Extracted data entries
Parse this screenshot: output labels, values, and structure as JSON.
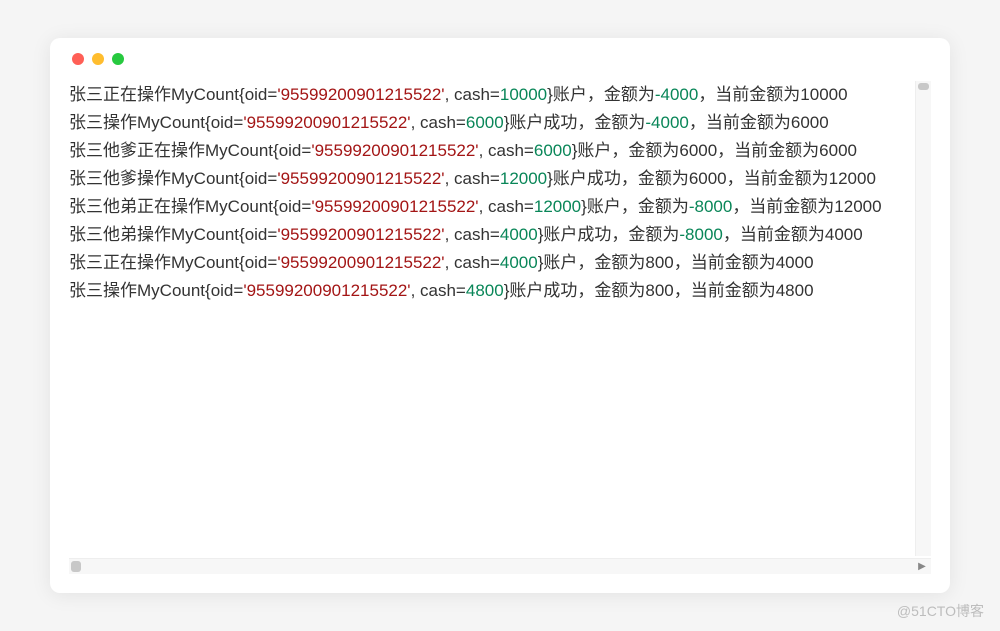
{
  "oid": "'95599200901215522'",
  "lines": [
    {
      "p1": "张三正在操作MyCount{oid=",
      "cash": "10000",
      "p2": "}账户，金额为",
      "amt": "-4000",
      "p3": "，当前金额为10000"
    },
    {
      "p1": "张三操作MyCount{oid=",
      "cash": "6000",
      "p2": "}账户成功，金额为",
      "amt": "-4000",
      "p3": "，当前金额为6000"
    },
    {
      "p1": "张三他爹正在操作MyCount{oid=",
      "cash": "6000",
      "p2": "}账户，金额为6000，当前金额为6000",
      "amt": null,
      "p3": ""
    },
    {
      "p1": "张三他爹操作MyCount{oid=",
      "cash": "12000",
      "p2": "}账户成功，金额为6000，当前金额为12000",
      "amt": null,
      "p3": ""
    },
    {
      "p1": "张三他弟正在操作MyCount{oid=",
      "cash": "12000",
      "p2": "}账户，金额为",
      "amt": "-8000",
      "p3": "，当前金额为12000"
    },
    {
      "p1": "张三他弟操作MyCount{oid=",
      "cash": "4000",
      "p2": "}账户成功，金额为",
      "amt": "-8000",
      "p3": "，当前金额为4000"
    },
    {
      "p1": "张三正在操作MyCount{oid=",
      "cash": "4000",
      "p2": "}账户，金额为800，当前金额为4000",
      "amt": null,
      "p3": ""
    },
    {
      "p1": "张三操作MyCount{oid=",
      "cash": "4800",
      "p2": "}账户成功，金额为800，当前金额为4800",
      "amt": null,
      "p3": ""
    }
  ],
  "watermark": "@51CTO博客",
  "labels": {
    "cash_prefix": ", cash="
  }
}
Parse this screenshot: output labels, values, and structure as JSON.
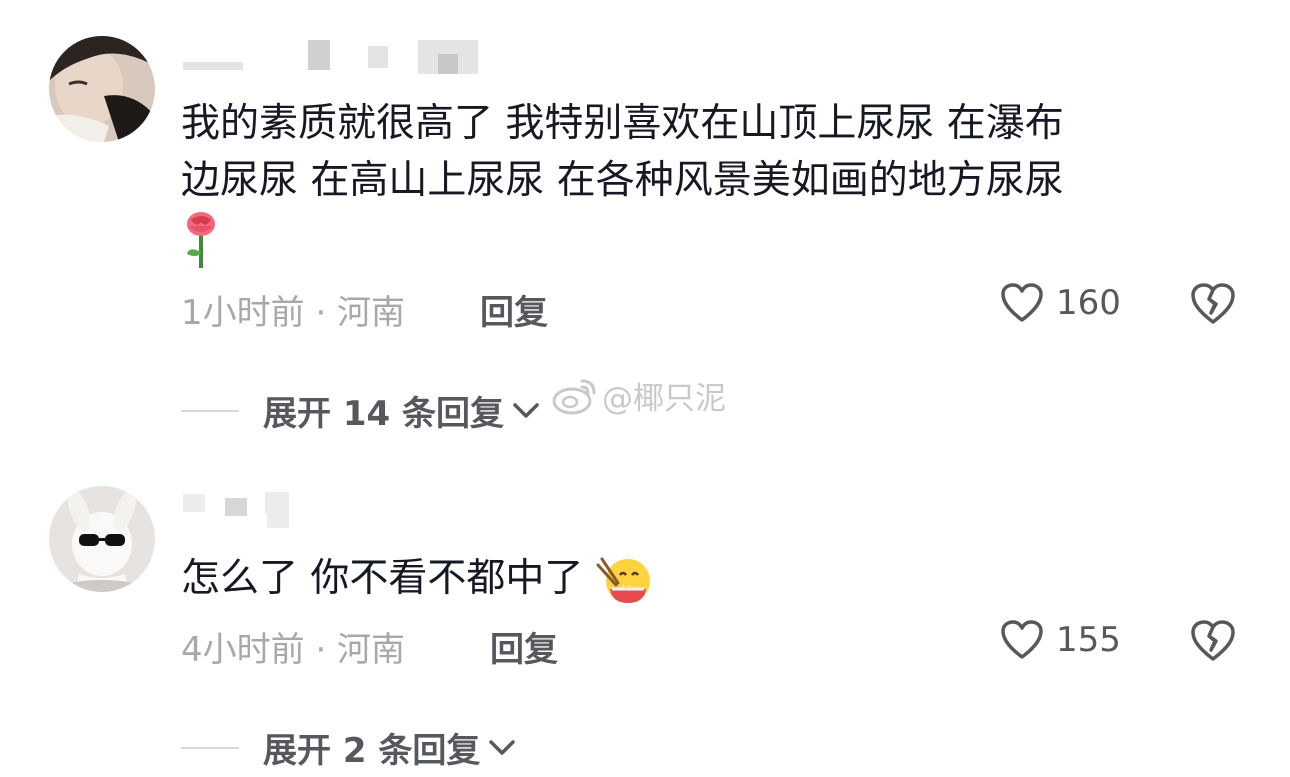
{
  "comments": [
    {
      "text_line1": "我的素质就很高了 我特别喜欢在山顶上尿尿 在瀑布",
      "text_line2": "边尿尿   在高山上尿尿 在各种风景美如画的地方尿尿",
      "emoji": "rose-emoji",
      "meta": "1小时前 · 河南",
      "reply_label": "回复",
      "likes": "160",
      "expand_label": "展开 14 条回复"
    },
    {
      "text_line1": "怎么了 你不看不都中了",
      "emoji": "eating-noodles-emoji",
      "meta": "4小时前 · 河南",
      "reply_label": "回复",
      "likes": "155",
      "expand_label": "展开 2 条回复"
    }
  ],
  "watermark": "@椰只泥",
  "colors": {
    "text": "#161823",
    "meta": "#a8a8ab",
    "action": "#57585d"
  }
}
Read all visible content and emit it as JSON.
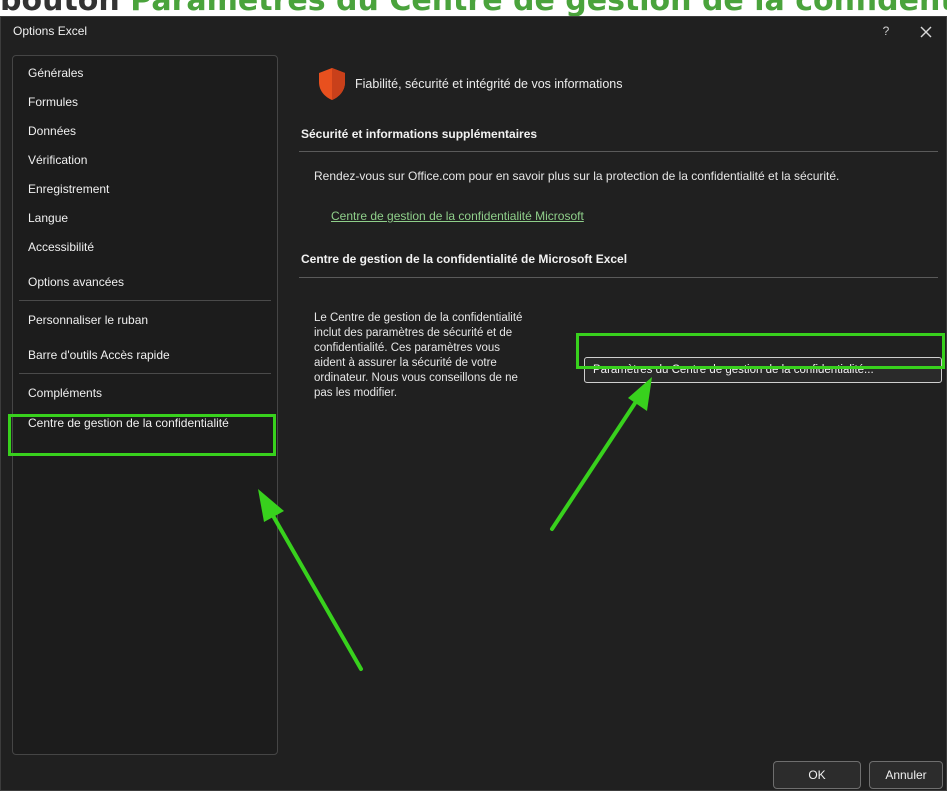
{
  "page_heading": {
    "prefix": "bouton ",
    "accent": "Paramètres du Centre de gestion de la confidentialité"
  },
  "dialog": {
    "title": "Options Excel",
    "help_label": "?"
  },
  "sidebar": {
    "items": [
      {
        "label": "Générales"
      },
      {
        "label": "Formules"
      },
      {
        "label": "Données"
      },
      {
        "label": "Vérification"
      },
      {
        "label": "Enregistrement"
      },
      {
        "label": "Langue"
      },
      {
        "label": "Accessibilité"
      },
      {
        "label": "Options avancées"
      },
      {
        "label": "Personnaliser le ruban"
      },
      {
        "label": "Barre d'outils Accès rapide"
      },
      {
        "label": "Compléments"
      },
      {
        "label": "Centre de gestion de la confidentialité"
      }
    ],
    "selected_index": 11
  },
  "main": {
    "header": "Fiabilité, sécurité et intégrité de vos informations",
    "security_section": {
      "title": "Sécurité et informations supplémentaires",
      "text": "Rendez-vous sur Office.com pour en savoir plus sur la protection de la confidentialité et la sécurité.",
      "link": "Centre de gestion de la confidentialité Microsoft"
    },
    "trust_center_section": {
      "title": "Centre de gestion de la confidentialité de Microsoft Excel",
      "lines": [
        "Le Centre de gestion de la confidentialité",
        "inclut des paramètres de sécurité et de",
        "confidentialité. Ces paramètres vous",
        "aident à assurer la sécurité de votre",
        "ordinateur. Nous vous conseillons de ne",
        "pas les modifier."
      ],
      "button": "Paramètres du Centre de gestion de la confidentialité..."
    }
  },
  "footer": {
    "ok": "OK",
    "cancel": "Annuler"
  },
  "colors": {
    "highlight": "#38d11d",
    "shield": "#e8501e",
    "dialog_background": "#202020",
    "link": "#8fcf8a"
  },
  "icons": {
    "shield": "shield-icon",
    "close": "close-icon",
    "help": "help-icon"
  }
}
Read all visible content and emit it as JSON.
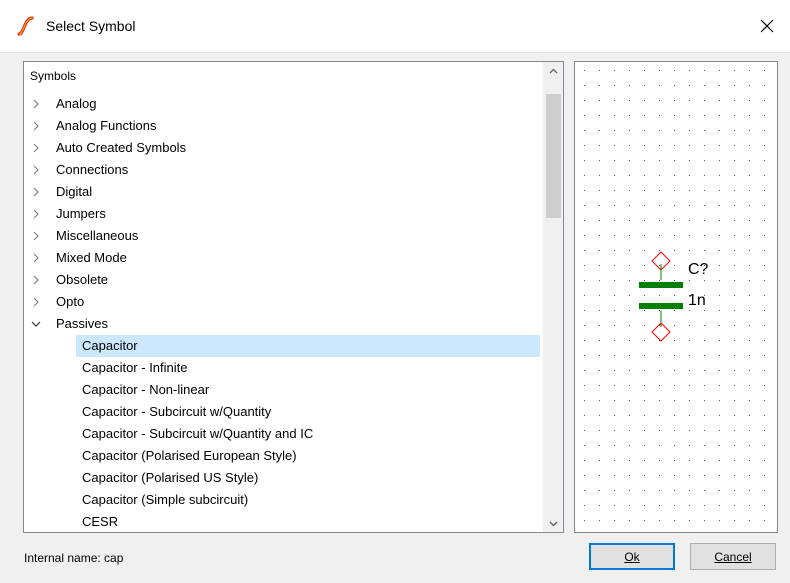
{
  "window": {
    "title": "Select Symbol",
    "close_glyph": "✕"
  },
  "tree": {
    "header": "Symbols",
    "categories": [
      {
        "label": "Analog",
        "expanded": false
      },
      {
        "label": "Analog Functions",
        "expanded": false
      },
      {
        "label": "Auto Created Symbols",
        "expanded": false
      },
      {
        "label": "Connections",
        "expanded": false
      },
      {
        "label": "Digital",
        "expanded": false
      },
      {
        "label": "Jumpers",
        "expanded": false
      },
      {
        "label": "Miscellaneous",
        "expanded": false
      },
      {
        "label": "Mixed Mode",
        "expanded": false
      },
      {
        "label": "Obsolete",
        "expanded": false
      },
      {
        "label": "Opto",
        "expanded": false
      },
      {
        "label": "Passives",
        "expanded": true
      }
    ],
    "passives_children": [
      {
        "label": "Capacitor",
        "selected": true
      },
      {
        "label": "Capacitor - Infinite",
        "selected": false
      },
      {
        "label": "Capacitor - Non-linear",
        "selected": false
      },
      {
        "label": "Capacitor - Subcircuit w/Quantity",
        "selected": false
      },
      {
        "label": "Capacitor - Subcircuit w/Quantity and IC",
        "selected": false
      },
      {
        "label": "Capacitor (Polarised European Style)",
        "selected": false
      },
      {
        "label": "Capacitor (Polarised US Style)",
        "selected": false
      },
      {
        "label": "Capacitor (Simple subcircuit)",
        "selected": false
      },
      {
        "label": "CESR",
        "selected": false
      }
    ]
  },
  "preview": {
    "ref_label": "C?",
    "value_label": "1n",
    "plate_color": "#008000",
    "pin_color": "#ff0000",
    "dot_color": "#555555"
  },
  "status": {
    "internal_name": "Internal name: cap"
  },
  "buttons": {
    "ok": "Ok",
    "cancel": "Cancel"
  }
}
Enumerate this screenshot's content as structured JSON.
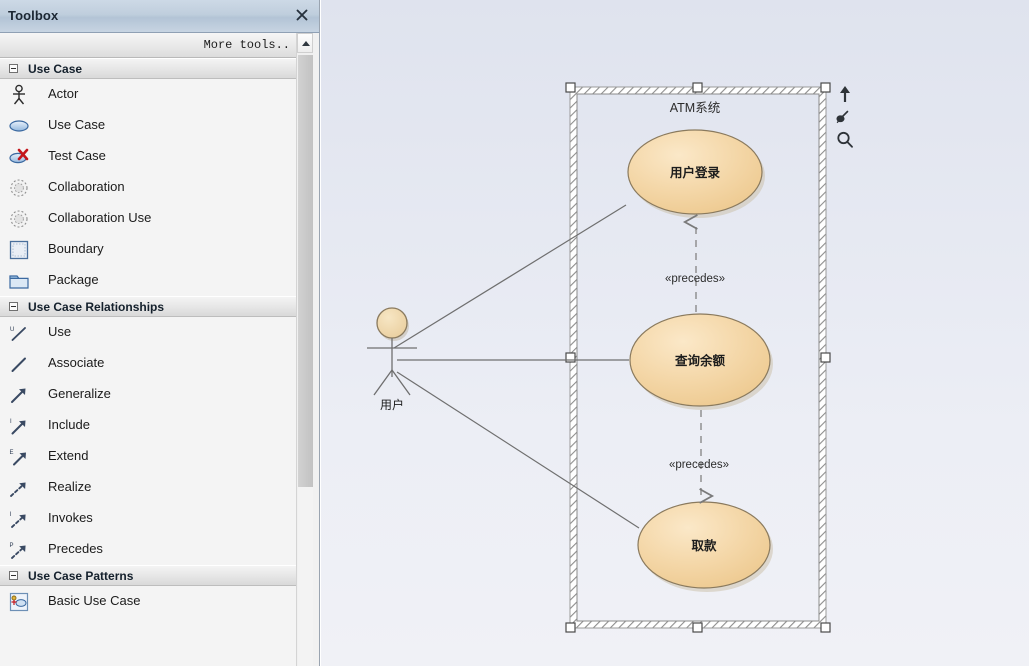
{
  "toolbox": {
    "title": "Toolbox",
    "close_icon": "close-icon",
    "more_tools_label": "More tools..",
    "scroll_up_icon": "chevron-up-icon",
    "groups": [
      {
        "name": "Use Case",
        "collapse_icon": "minus-box-icon",
        "items": [
          {
            "label": "Actor",
            "icon": "actor-icon"
          },
          {
            "label": "Use Case",
            "icon": "use-case-ellipse-icon"
          },
          {
            "label": "Test Case",
            "icon": "test-case-icon"
          },
          {
            "label": "Collaboration",
            "icon": "collaboration-icon"
          },
          {
            "label": "Collaboration Use",
            "icon": "collaboration-use-icon"
          },
          {
            "label": "Boundary",
            "icon": "boundary-icon"
          },
          {
            "label": "Package",
            "icon": "package-icon"
          }
        ]
      },
      {
        "name": "Use Case Relationships",
        "collapse_icon": "minus-box-icon",
        "items": [
          {
            "label": "Use",
            "icon": "use-link-icon"
          },
          {
            "label": "Associate",
            "icon": "associate-link-icon"
          },
          {
            "label": "Generalize",
            "icon": "generalize-link-icon"
          },
          {
            "label": "Include",
            "icon": "include-link-icon"
          },
          {
            "label": "Extend",
            "icon": "extend-link-icon"
          },
          {
            "label": "Realize",
            "icon": "realize-link-icon"
          },
          {
            "label": "Invokes",
            "icon": "invokes-link-icon"
          },
          {
            "label": "Precedes",
            "icon": "precedes-link-icon"
          }
        ]
      },
      {
        "name": "Use Case Patterns",
        "collapse_icon": "minus-box-icon",
        "items": [
          {
            "label": "Basic Use Case",
            "icon": "basic-use-case-pattern-icon"
          }
        ]
      }
    ]
  },
  "diagram": {
    "boundary": {
      "label": "ATM系统",
      "selected": true
    },
    "actor": {
      "label": "用户"
    },
    "use_cases": [
      {
        "label": "用户登录"
      },
      {
        "label": "查询余额"
      },
      {
        "label": "取款"
      }
    ],
    "relationships": [
      {
        "stereotype": "«precedes»",
        "from": "查询余额",
        "to": "用户登录"
      },
      {
        "stereotype": "«precedes»",
        "from": "查询余额",
        "to": "取款"
      }
    ],
    "mini_tools": [
      {
        "icon": "arrow-up-icon"
      },
      {
        "icon": "pointer-select-icon"
      },
      {
        "icon": "magnifier-zoom-icon"
      }
    ],
    "colors": {
      "use_case_fill": "#f4d6a6",
      "use_case_stroke": "#8a7a5e",
      "actor_head_fill": "#f0d9ae",
      "line": "#6f6f6f",
      "canvas_bg": "#e6e9f2"
    }
  }
}
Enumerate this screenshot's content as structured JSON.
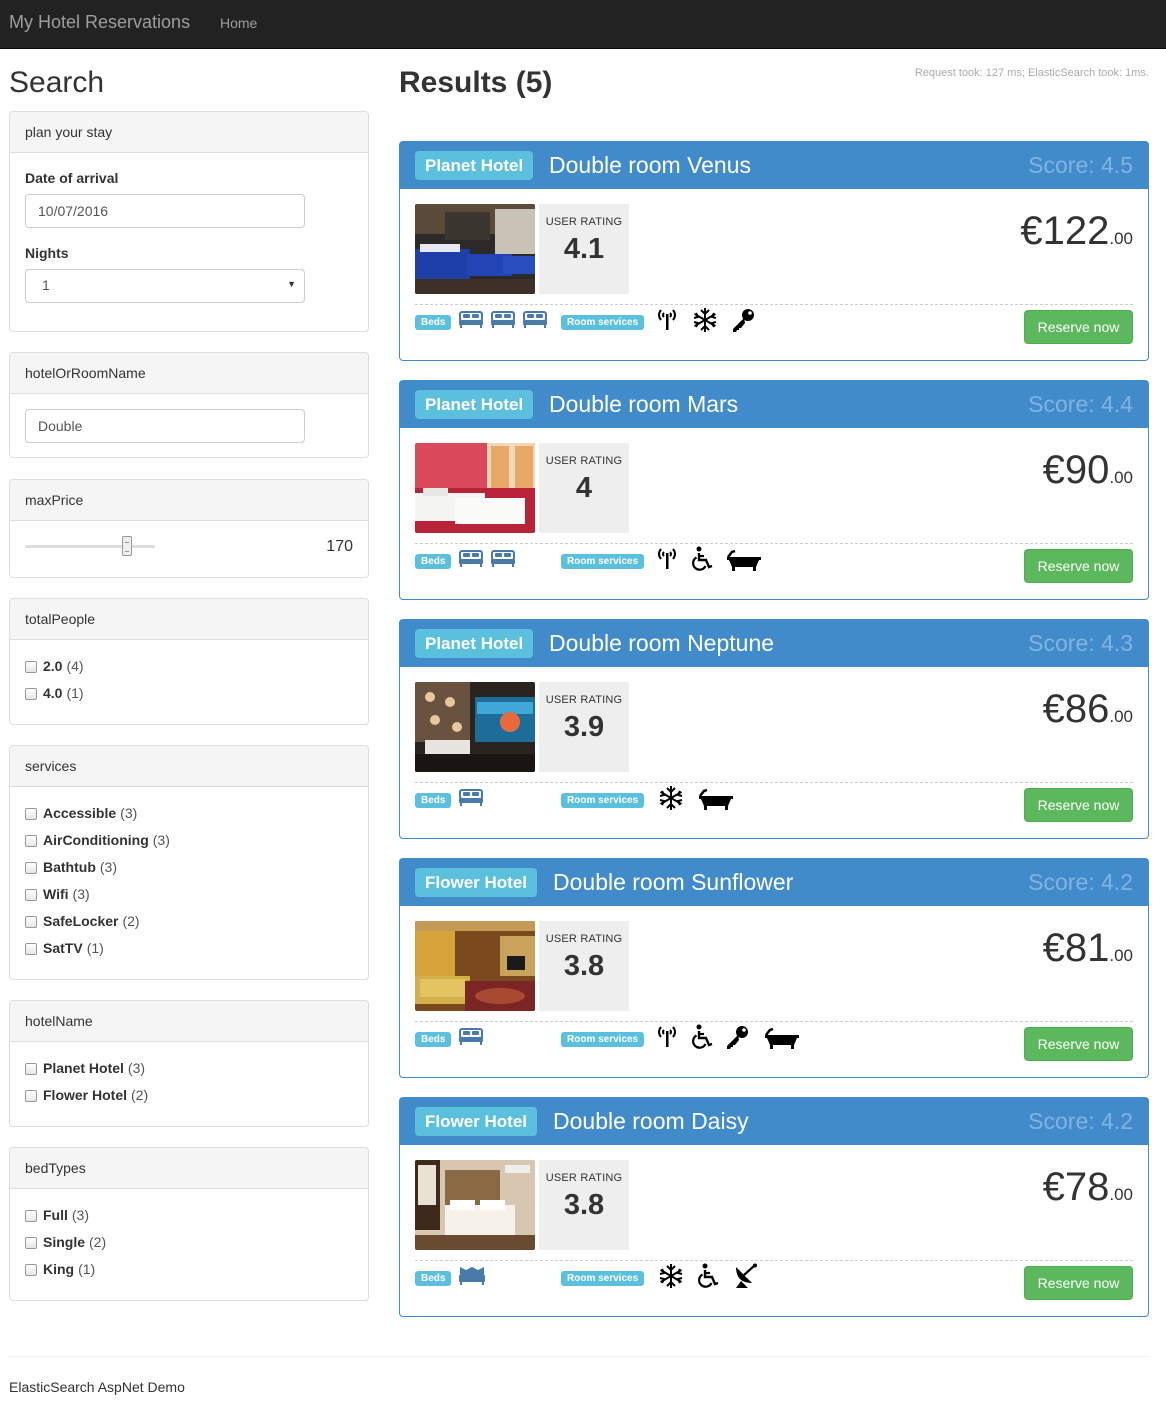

*WORK TO COMPLETE*. What is the number of lines above that contain the string "Microsoft"? Answer with the number alone.

*TASK ANSWER*. 2